EXERCISE:
Copy out lines with the word "机械加工" from the material that follows.

PROVIDED ENTRIES:
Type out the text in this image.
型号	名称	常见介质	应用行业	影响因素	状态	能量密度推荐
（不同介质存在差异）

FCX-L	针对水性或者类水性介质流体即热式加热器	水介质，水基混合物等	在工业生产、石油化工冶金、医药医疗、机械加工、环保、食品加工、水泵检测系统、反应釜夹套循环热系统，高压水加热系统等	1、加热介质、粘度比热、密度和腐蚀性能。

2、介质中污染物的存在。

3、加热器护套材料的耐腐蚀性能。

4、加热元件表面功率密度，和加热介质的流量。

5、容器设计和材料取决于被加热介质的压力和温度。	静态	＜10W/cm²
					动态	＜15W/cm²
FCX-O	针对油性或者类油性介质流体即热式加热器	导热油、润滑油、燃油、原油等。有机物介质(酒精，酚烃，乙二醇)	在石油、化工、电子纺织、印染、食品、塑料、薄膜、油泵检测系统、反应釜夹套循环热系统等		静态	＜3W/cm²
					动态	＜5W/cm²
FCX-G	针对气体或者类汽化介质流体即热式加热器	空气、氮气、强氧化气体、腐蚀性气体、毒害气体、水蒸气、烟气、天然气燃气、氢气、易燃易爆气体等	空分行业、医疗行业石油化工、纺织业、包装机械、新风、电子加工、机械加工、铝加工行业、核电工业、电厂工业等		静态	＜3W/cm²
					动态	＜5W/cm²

...

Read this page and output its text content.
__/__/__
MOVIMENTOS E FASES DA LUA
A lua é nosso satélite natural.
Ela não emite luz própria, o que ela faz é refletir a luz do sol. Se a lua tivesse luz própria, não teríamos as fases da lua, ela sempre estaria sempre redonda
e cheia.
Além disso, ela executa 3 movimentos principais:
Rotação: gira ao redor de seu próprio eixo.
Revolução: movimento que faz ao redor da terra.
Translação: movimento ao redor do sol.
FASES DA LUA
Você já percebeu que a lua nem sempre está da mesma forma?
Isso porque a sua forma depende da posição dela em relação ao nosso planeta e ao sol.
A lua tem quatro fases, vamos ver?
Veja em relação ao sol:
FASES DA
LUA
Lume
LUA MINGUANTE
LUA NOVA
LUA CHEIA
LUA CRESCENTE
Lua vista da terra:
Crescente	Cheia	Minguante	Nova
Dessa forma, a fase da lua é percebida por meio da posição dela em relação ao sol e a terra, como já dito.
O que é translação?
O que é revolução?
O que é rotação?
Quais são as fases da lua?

* * *

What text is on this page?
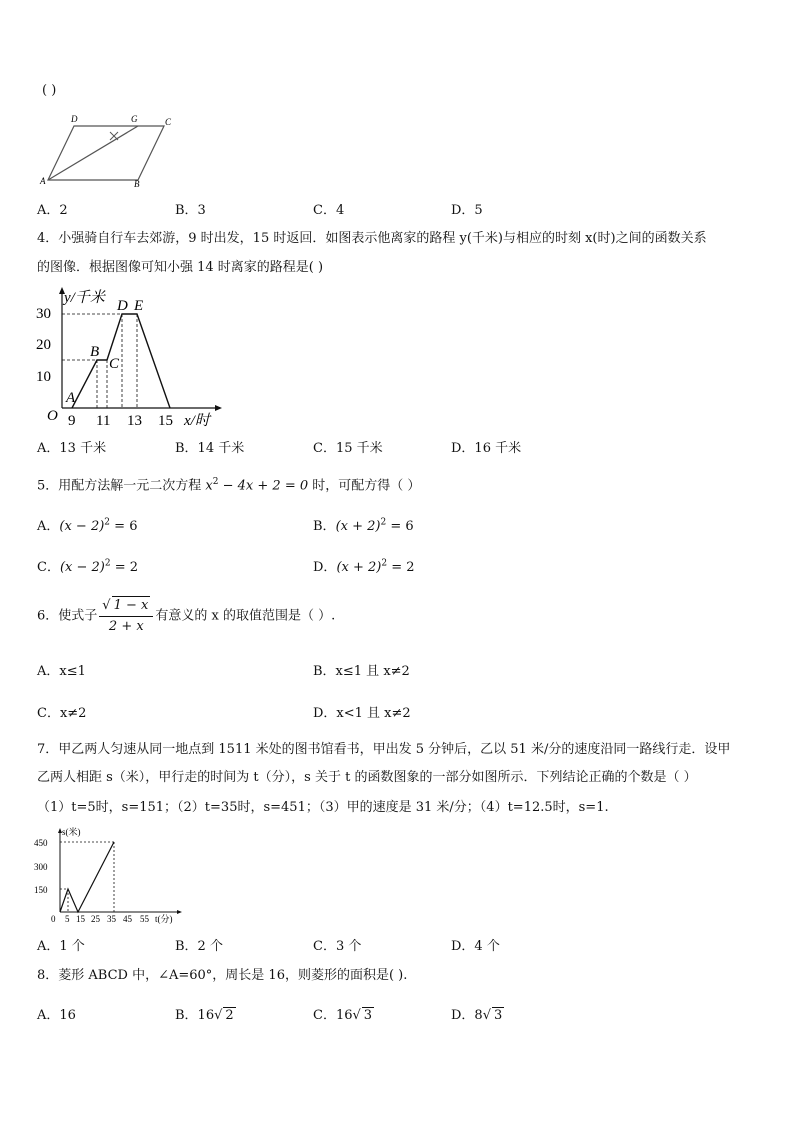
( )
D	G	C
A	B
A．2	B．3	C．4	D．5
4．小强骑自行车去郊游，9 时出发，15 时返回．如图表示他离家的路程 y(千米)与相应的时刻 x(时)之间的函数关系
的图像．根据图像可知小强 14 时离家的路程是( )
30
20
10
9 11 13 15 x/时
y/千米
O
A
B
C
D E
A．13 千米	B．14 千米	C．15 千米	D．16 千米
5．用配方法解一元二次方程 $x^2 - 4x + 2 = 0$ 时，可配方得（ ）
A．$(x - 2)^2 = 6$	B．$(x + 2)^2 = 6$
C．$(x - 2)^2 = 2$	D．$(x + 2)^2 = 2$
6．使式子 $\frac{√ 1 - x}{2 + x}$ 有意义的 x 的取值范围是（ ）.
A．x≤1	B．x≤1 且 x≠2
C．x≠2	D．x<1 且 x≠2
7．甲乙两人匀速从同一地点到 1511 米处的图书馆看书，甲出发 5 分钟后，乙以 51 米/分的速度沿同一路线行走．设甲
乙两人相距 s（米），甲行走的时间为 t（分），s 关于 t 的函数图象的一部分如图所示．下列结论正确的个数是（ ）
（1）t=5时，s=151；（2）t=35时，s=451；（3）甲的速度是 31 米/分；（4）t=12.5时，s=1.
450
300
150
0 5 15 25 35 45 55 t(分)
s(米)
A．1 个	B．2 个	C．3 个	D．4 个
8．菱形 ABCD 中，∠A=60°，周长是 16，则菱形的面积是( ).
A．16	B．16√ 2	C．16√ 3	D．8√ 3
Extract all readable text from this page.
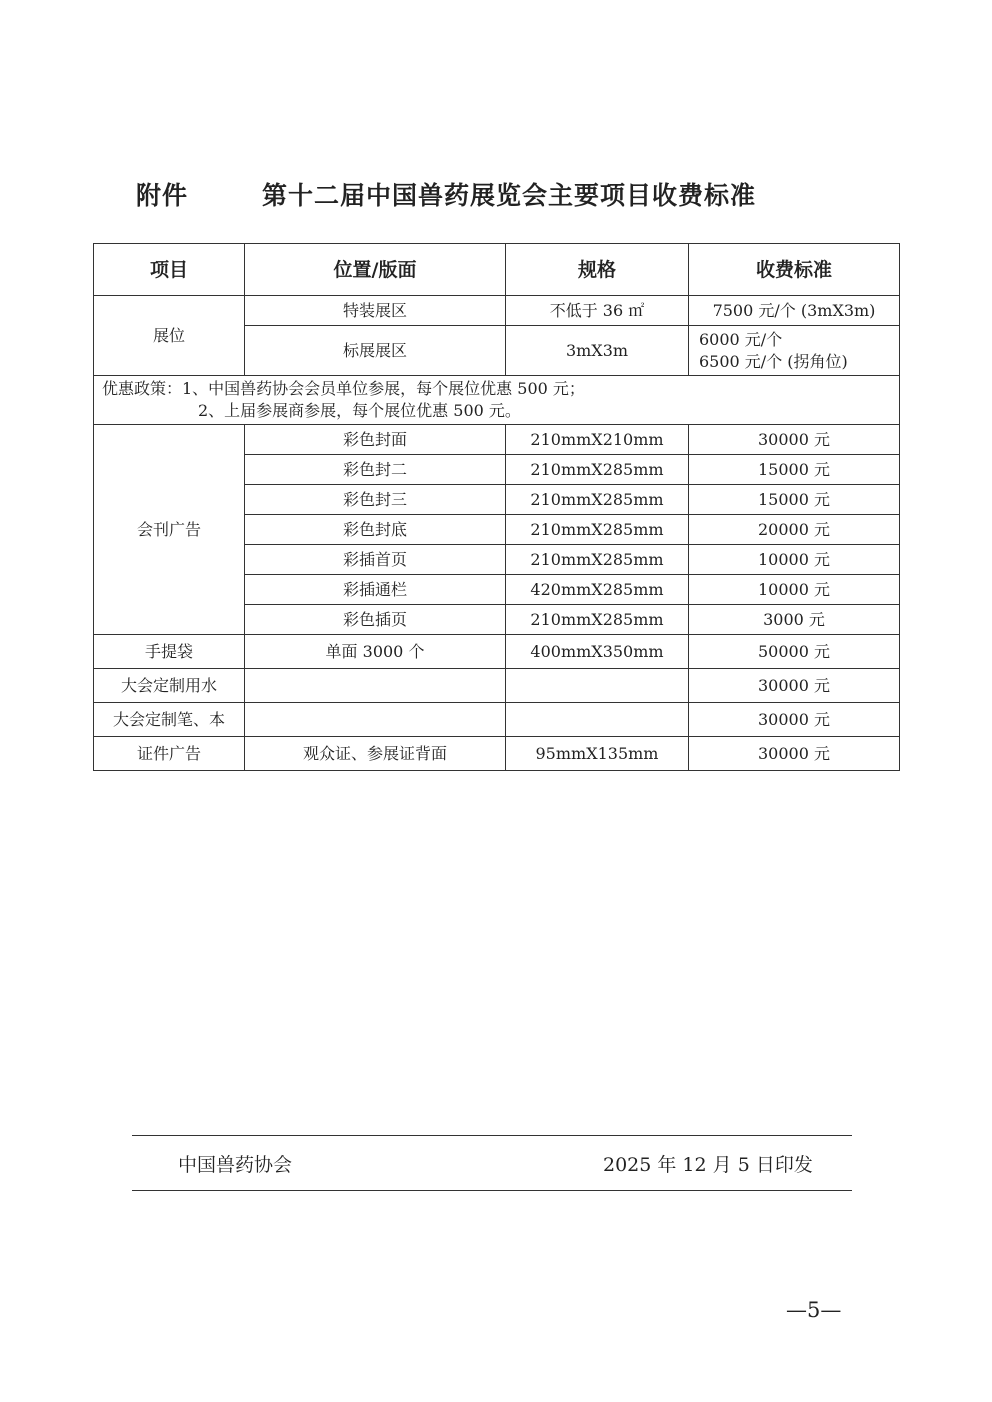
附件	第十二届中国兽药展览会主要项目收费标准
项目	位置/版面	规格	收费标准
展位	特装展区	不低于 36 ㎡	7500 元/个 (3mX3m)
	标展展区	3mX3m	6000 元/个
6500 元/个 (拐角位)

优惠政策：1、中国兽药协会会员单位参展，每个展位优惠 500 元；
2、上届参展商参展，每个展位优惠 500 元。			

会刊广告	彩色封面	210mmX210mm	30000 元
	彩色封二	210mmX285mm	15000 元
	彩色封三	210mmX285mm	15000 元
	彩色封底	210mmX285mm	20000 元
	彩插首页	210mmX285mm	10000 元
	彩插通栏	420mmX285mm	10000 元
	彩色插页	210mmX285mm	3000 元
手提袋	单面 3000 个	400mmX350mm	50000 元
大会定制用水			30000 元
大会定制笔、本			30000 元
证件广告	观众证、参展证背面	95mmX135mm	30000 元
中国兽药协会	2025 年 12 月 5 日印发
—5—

RESPONSE TO THIS TASK:
FCX-L	针对水性或者类水性介质流体即热式加热器	水介质，水基混合物等	在工业生产、石油化工冶金、医药医疗、机械加工、环保、食品加工、水泵检测系统、反应釜夹套循环热系统，高压水加热系统等	1、加热介质、粘度比热、密度和腐蚀性能。
FCX-G	针对气体或者类汽化介质流体即热式加热器	空气、氮气、强氧化气体、腐蚀性气体、毒害气体、水蒸气、烟气、天然气燃气、氢气、易燃易爆气体等	空分行业、医疗行业石油化工、纺织业、包装机械、新风、电子加工、机械加工、铝加工行业、核电工业、电厂工业等		静态	＜3W/cm²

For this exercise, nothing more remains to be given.